++++ Extracted records ++++

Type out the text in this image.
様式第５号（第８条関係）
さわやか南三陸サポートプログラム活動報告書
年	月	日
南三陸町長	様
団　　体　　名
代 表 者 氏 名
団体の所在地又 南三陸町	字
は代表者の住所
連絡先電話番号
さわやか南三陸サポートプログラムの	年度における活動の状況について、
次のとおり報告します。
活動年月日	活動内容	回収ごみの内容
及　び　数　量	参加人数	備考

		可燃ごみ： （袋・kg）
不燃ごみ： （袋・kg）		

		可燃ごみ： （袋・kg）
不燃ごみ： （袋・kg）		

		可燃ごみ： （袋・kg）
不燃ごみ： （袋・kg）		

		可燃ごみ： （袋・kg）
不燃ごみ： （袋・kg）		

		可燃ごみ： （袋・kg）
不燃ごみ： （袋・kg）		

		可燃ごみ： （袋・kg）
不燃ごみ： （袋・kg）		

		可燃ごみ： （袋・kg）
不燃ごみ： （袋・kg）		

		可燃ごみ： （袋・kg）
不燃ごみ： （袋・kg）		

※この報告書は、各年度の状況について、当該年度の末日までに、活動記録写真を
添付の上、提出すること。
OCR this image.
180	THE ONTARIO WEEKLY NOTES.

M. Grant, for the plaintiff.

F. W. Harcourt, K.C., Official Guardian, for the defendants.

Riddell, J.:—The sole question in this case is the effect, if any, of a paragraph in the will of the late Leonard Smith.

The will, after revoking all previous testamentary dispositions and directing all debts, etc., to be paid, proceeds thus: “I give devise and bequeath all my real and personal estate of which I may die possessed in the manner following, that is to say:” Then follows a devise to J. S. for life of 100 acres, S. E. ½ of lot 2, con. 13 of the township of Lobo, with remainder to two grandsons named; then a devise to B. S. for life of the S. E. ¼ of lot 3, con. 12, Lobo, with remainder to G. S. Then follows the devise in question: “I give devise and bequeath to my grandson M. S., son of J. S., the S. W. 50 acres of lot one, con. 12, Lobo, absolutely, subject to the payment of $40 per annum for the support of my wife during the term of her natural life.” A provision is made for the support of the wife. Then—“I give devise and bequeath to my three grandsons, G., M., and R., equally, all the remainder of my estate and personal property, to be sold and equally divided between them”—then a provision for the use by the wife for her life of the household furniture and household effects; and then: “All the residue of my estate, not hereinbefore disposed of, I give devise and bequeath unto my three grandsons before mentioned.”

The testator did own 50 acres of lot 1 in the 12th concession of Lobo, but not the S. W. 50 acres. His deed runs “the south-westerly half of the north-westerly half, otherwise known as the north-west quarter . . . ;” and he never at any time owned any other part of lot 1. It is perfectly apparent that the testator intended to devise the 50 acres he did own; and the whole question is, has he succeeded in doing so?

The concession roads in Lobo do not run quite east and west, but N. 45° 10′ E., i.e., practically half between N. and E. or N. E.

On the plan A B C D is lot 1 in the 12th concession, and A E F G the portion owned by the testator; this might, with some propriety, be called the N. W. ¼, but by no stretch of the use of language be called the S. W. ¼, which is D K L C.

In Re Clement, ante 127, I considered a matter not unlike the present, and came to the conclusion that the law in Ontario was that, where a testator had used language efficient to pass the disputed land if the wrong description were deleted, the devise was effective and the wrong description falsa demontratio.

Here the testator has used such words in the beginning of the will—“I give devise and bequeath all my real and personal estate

++++

> _What you need to do_
Copy all lines in the listing above where the string "half" appears.

> _Complete output_
The testator did own 50 acres of lot 1 in the 12th concession of Lobo, but not the S. W. 50 acres. His deed runs “the south-westerly half of the north-westerly half, otherwise known as the north-west quarter . . . ;” and he never at any time owned any other part of lot 1. It is perfectly apparent that the testator intended to devise the 50 acres he did own; and the whole question is, has he succeeded in doing so?
The concession roads in Lobo do not run quite east and west, but N. 45° 10′ E., i.e., practically half between N. and E. or N. E.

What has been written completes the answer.